— Start EXTRACTED DATA —

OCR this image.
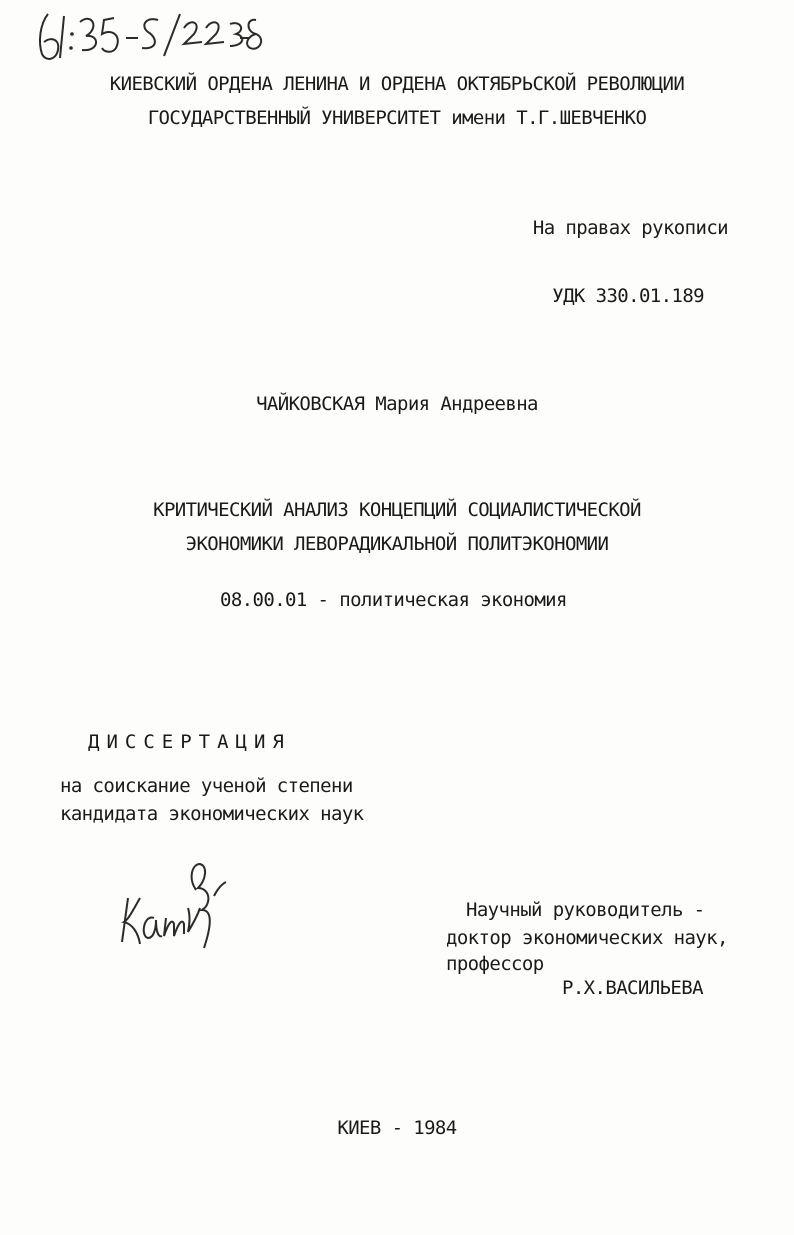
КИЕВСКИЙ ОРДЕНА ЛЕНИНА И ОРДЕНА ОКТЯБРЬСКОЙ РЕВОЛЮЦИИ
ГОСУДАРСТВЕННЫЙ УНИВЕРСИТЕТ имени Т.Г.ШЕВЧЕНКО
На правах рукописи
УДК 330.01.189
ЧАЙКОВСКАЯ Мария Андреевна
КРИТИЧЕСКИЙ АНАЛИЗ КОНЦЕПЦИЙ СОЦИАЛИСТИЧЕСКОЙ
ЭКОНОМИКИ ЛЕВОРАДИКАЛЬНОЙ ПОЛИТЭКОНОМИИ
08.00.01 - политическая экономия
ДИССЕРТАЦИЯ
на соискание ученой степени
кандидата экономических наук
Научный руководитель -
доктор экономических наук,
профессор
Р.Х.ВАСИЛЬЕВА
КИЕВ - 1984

— End EXTRACTED DATA —
— Start EXTRACTED DATA —

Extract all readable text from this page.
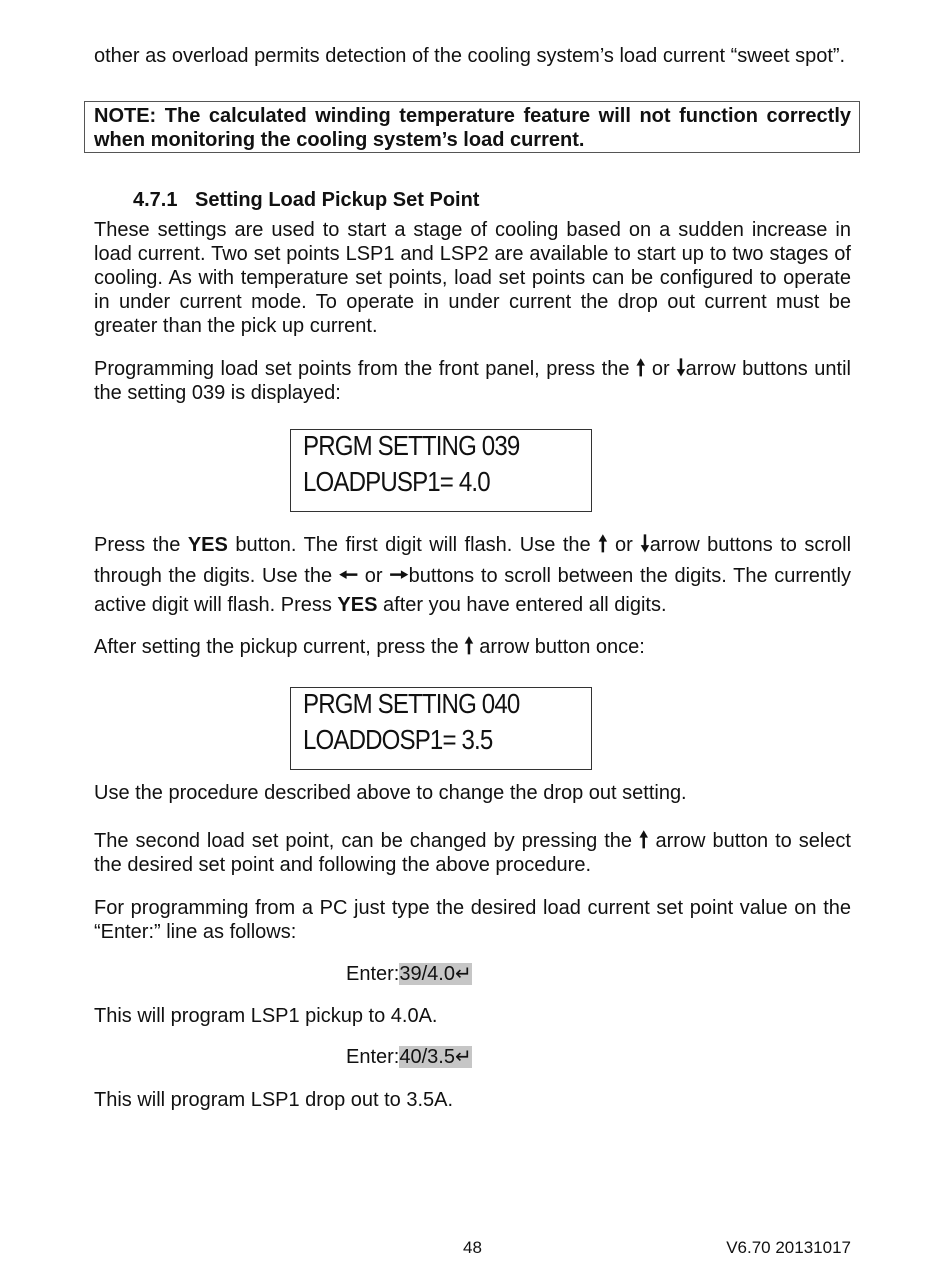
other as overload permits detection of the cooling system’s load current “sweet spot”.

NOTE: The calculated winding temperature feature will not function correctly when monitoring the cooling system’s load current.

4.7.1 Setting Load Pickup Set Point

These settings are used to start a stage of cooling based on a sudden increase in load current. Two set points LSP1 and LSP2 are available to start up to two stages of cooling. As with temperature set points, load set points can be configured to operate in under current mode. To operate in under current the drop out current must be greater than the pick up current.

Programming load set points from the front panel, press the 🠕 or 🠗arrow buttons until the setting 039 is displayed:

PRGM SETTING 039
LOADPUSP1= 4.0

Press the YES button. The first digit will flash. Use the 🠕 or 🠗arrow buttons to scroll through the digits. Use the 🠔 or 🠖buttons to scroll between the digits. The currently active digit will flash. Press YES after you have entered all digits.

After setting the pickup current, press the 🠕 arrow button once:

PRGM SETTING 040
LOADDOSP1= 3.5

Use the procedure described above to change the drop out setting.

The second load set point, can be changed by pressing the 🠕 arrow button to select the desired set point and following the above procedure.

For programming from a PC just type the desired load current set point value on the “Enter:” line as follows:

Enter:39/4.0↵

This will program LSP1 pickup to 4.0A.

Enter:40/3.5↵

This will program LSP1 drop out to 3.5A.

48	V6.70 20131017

— End EXTRACTED DATA —

— WRITTEN REQUEST —
From the records above, how many lines include the word "наук"? Only the number is wanted.

— FINAL ANSWER —
2